Page excerpt
>>>
# Foam Rock Scenery



## Phaser (Jul 12, 2018)

Today I created a natural rock arch that will be located on the end of the peninsula. The track will pass beneath. This is intended to be a dramatic focal point and a dividing point between the desert and alpine scenery on the opposite side of the peninsula. I used two pieces of 1” pink foam glued together, then carved using a Dremel with a sanding drum. Dave Meek uses this technique on his Thunder Mesa On30 Railroad. A bit messy, but like they say......you can’t make an omelet without breaking a few eggs. I will paint with some Gesso to seal the surface, then stain to match my other red rocks scenery. The natural rock arch bridge was created using foam rubber, the FRocks method. This will be colored the same way. Scott


----------



## ThinkerT (Jan 2, 2008)

I admit to curiosity about the rest of your layout.


Mine features a mountainous peninsula as well (the inner loop, actually a triple figure 8) and the outer loop.


----------



## jimtyp (Jan 2, 2008)

Scott, Looking terrific! Anxious to see them finished 

Thanks,
Jim


----------



## Phaser (Jul 12, 2018)
<<<
Information given
>>>
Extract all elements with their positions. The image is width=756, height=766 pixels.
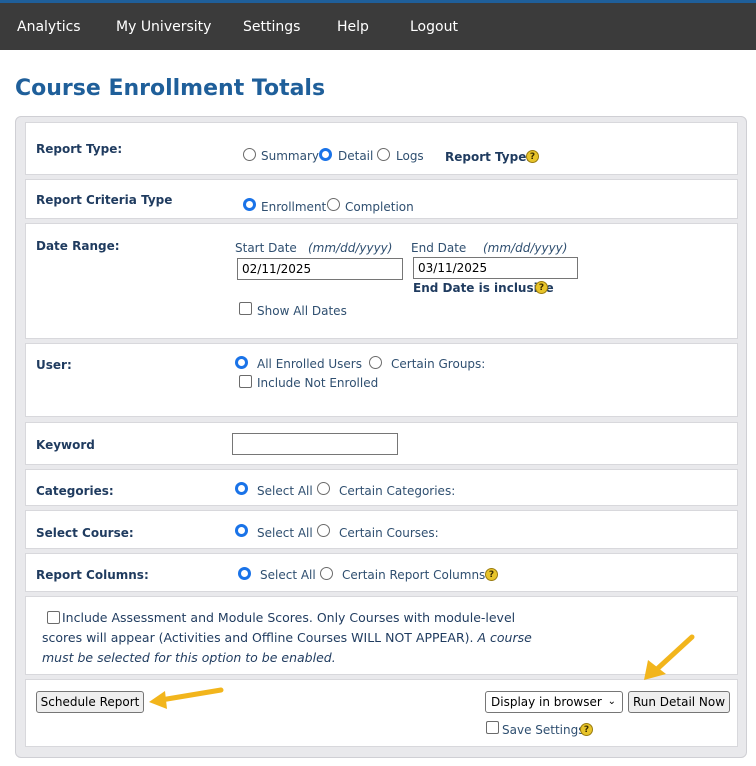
end-date-label: End Date	[411, 241, 467, 255]
annotation-arrow-down-icon	[644, 634, 695, 680]
actions-row: Schedule Report Display in browser ⌄ Run…	[25, 679, 738, 747]
assessment-scores-row: Include Assessment and Module Scores. On…	[25, 596, 738, 675]
radio-completion[interactable]	[327, 198, 340, 211]
annotation-arrow-left-icon	[149, 687, 224, 709]
show-all-dates-label: Show All Dates	[257, 304, 347, 318]
nav-analytics[interactable]: Analytics	[17, 19, 81, 35]
criteria-type-row: Report Criteria Type Enrollment Completi…	[25, 179, 738, 219]
display-mode-value: Display in browser	[491, 695, 602, 709]
include-not-enrolled-label: Include Not Enrolled	[257, 376, 379, 390]
radio-course-select-all[interactable]	[235, 524, 248, 537]
run-detail-now-button[interactable]: Run Detail Now	[628, 691, 730, 713]
radio-logs-label: Logs	[396, 149, 424, 163]
help-icon[interactable]: ?	[485, 568, 498, 581]
radio-certain-report-columns-label: Certain Report Columns	[342, 568, 486, 582]
radio-enrollment-label: Enrollment	[261, 200, 327, 214]
select-course-row: Select Course: Select All Certain Course…	[25, 510, 738, 549]
save-settings-checkbox[interactable]	[486, 721, 499, 734]
include-not-enrolled-checkbox[interactable]	[239, 375, 252, 388]
radio-completion-label: Completion	[345, 200, 414, 214]
report-type-label: Report Type:	[36, 142, 123, 156]
help-icon[interactable]: ?	[580, 723, 593, 736]
report-columns-row: Report Columns: Select All Certain Repor…	[25, 553, 738, 592]
assessment-line-3: must be selected for this option to be e…	[42, 650, 336, 665]
keyword-row: Keyword	[25, 422, 738, 465]
assessment-scores-description: Include Assessment and Module Scores. On…	[42, 608, 542, 668]
radio-columns-select-all-label: Select All	[260, 568, 316, 582]
display-mode-select[interactable]: Display in browser ⌄	[485, 691, 623, 713]
categories-label: Categories:	[36, 484, 114, 498]
radio-summary[interactable]	[243, 148, 256, 161]
radio-certain-courses[interactable]	[317, 524, 330, 537]
date-range-label: Date Range:	[36, 239, 120, 253]
assessment-line-1: Include Assessment and Module Scores. On…	[62, 610, 516, 625]
keyword-label: Keyword	[36, 438, 95, 452]
help-icon[interactable]: ?	[535, 281, 548, 294]
help-icon[interactable]: ?	[526, 150, 539, 163]
end-date-hint: (mm/dd/yyyy)	[483, 241, 568, 255]
show-all-dates-checkbox[interactable]	[239, 302, 252, 315]
user-row: User: All Enrolled Users Certain Groups:…	[25, 343, 738, 417]
radio-all-enrolled-users-label: All Enrolled Users	[257, 357, 362, 371]
keyword-input[interactable]	[232, 433, 398, 455]
report-columns-label: Report Columns:	[36, 568, 149, 582]
radio-certain-groups-label: Certain Groups:	[391, 357, 486, 371]
report-type-row: Report Type: Summary Detail Logs Report …	[25, 122, 738, 175]
radio-all-enrolled-users[interactable]	[235, 356, 248, 369]
nav-settings[interactable]: Settings	[243, 19, 300, 35]
select-course-label: Select Course:	[36, 526, 134, 540]
nav-my-university[interactable]: My University	[116, 19, 211, 35]
assessment-line-2: scores will appear (Activities and Offli…	[42, 628, 542, 648]
radio-logs[interactable]	[377, 148, 390, 161]
criteria-type-label: Report Criteria Type	[36, 193, 173, 207]
categories-row: Categories: Select All Certain Categorie…	[25, 469, 738, 506]
radio-course-select-all-label: Select All	[257, 526, 313, 540]
radio-columns-select-all[interactable]	[238, 567, 251, 580]
radio-certain-categories[interactable]	[317, 482, 330, 495]
radio-certain-courses-label: Certain Courses:	[339, 526, 439, 540]
radio-certain-report-columns[interactable]	[320, 567, 333, 580]
report-types-link[interactable]: Report Types	[445, 150, 534, 164]
start-date-hint: (mm/dd/yyyy)	[308, 241, 393, 255]
end-date-inclusive-note: End Date is inclusive	[413, 281, 554, 295]
start-date-input[interactable]	[237, 258, 403, 280]
assessment-line-2-text: scores will appear (Activities and Offli…	[42, 630, 474, 645]
chevron-down-icon: ⌄	[607, 696, 616, 707]
radio-detail-label: Detail	[338, 149, 374, 163]
save-settings-label: Save Settings	[502, 723, 585, 737]
start-date-label: Start Date	[235, 241, 297, 255]
radio-enrollment[interactable]	[243, 198, 256, 211]
date-range-row: Date Range: Start Date (mm/dd/yyyy) End …	[25, 223, 738, 339]
page-title: Course Enrollment Totals	[15, 76, 326, 101]
top-nav-bar: Analytics My University Settings Help Lo…	[0, 0, 756, 50]
radio-categories-select-all[interactable]	[235, 482, 248, 495]
radio-certain-groups[interactable]	[369, 356, 382, 369]
nav-logout[interactable]: Logout	[410, 19, 458, 35]
radio-certain-categories-label: Certain Categories:	[339, 484, 456, 498]
radio-summary-label: Summary	[261, 149, 319, 163]
radio-categories-select-all-label: Select All	[257, 484, 313, 498]
user-label: User:	[36, 358, 72, 372]
end-date-input[interactable]	[413, 257, 578, 279]
nav-help[interactable]: Help	[337, 19, 369, 35]
schedule-report-button[interactable]: Schedule Report	[36, 691, 144, 713]
assessment-line-2-italic: A course	[477, 630, 532, 645]
radio-detail[interactable]	[319, 148, 332, 161]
<<<
Exercise requirements
(a) Print the foam rock scenery thread from "I admit to curiosity" down to "the outer loop.", copying every word in between unchanged.
(b) Carry the foam rock scenery thread on from its final line.

Responses in order
(a)
I admit to curiosity about the rest of your layout.


Mine features a mountainous peninsula as well (the inner loop, actually a triple figure 8) and the outer loop.

(b)
Thinker.....for more information, see my web site at www.scottrobertsonon30.com. There is a gallery section with multiple pages, including one dedicated to my adventure into 1:24 scale. Scott


----------



## placitassteam (Jan 2, 2008)

I am impressed with your modeling, very realistic looking scenes. Thanks for sharing.


----------



## ThinkerT (Jan 2, 2008)

Phaser, I like your layout a lot. Excellent scenery and structures. 


'Never Done and Always Changing' also sums up the layout I've been mucking about with for the past dozen years or so. Right now (after last winter, it's mostly a winter thing) it's about as done as it's ever been - I'm at the scenery stage. Finally broke down a few weeks ago, stapled some cardboard over wood frames, and slapped a mix of plaster and sand atop it. Still trying to decide if I like it.


----------



## Jerry Barnes (Jan 2, 2008)

Good idea!


----------



## Mike Flea (Apr 8, 2014)

Very nice Phaser, I've made some mountains and rocks out of the 2" pink foamboard also, you can see it here: http://forums.mylargescale.com/29-beginner-s-forum/36762-modeling-foamboard.html.


If you want it to be less messy, look up https://hotwirefoamfactory.com/, they make a real good foam cutter that can be used on any type of foamboard. I use both the hot wire, and a hot knife, and have had good success with it, just have to remember to let the wire or knife cool in between several cuts, for both clean cuts and stable heat.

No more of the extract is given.